**Stated goal:**
Give the number of lines in the data that contain "ἰατρὸς", and nothing more.

[start]

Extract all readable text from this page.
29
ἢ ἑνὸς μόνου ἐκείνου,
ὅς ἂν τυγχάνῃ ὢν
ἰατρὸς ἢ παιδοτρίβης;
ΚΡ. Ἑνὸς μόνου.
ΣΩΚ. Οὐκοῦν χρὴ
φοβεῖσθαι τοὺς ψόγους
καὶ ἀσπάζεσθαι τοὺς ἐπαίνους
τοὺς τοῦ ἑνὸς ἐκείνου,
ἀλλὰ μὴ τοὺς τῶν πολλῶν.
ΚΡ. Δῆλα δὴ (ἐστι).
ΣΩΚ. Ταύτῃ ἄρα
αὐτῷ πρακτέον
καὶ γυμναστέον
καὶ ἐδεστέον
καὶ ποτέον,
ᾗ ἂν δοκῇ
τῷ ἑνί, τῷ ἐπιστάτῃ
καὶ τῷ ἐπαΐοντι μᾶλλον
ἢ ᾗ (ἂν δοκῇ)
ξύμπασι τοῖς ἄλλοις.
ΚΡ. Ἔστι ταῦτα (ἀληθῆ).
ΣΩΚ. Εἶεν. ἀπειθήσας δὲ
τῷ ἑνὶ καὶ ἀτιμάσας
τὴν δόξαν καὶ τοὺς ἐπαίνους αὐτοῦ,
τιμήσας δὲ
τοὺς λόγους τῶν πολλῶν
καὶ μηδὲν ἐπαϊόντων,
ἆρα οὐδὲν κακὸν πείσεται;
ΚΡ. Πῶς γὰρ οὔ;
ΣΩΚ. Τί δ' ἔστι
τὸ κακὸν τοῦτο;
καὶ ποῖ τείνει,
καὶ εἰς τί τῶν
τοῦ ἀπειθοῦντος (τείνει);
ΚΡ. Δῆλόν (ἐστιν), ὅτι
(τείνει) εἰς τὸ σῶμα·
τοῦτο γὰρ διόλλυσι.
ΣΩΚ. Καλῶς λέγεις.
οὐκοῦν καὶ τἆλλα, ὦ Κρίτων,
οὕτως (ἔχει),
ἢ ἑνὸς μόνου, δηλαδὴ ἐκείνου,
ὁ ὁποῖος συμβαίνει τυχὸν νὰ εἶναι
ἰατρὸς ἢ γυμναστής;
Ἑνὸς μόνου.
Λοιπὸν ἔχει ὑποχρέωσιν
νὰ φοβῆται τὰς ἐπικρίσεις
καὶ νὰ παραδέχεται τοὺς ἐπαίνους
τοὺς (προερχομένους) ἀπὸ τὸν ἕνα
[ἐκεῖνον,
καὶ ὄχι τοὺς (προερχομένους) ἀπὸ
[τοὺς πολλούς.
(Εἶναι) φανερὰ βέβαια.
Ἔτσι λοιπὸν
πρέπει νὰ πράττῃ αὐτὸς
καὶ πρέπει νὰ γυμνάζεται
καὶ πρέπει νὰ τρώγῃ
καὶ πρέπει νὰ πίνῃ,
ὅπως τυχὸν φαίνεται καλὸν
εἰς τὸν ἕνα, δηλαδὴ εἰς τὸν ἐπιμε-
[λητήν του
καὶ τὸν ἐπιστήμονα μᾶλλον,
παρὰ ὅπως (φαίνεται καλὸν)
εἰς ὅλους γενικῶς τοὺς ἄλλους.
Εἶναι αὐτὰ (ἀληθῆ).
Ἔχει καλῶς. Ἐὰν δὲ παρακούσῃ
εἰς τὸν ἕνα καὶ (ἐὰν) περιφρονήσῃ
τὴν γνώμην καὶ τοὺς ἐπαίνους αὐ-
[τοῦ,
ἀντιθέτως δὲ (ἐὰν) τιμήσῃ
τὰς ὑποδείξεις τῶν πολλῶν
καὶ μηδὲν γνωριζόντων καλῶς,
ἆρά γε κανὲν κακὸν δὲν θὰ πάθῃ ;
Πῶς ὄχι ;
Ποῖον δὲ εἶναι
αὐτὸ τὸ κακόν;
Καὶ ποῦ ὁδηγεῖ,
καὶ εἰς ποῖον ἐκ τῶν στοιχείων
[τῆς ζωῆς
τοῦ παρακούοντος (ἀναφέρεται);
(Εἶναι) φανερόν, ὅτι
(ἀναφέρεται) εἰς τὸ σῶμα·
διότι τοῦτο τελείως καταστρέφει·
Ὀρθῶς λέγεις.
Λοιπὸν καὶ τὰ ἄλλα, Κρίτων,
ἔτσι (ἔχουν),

[end]

**Expected answer:**
2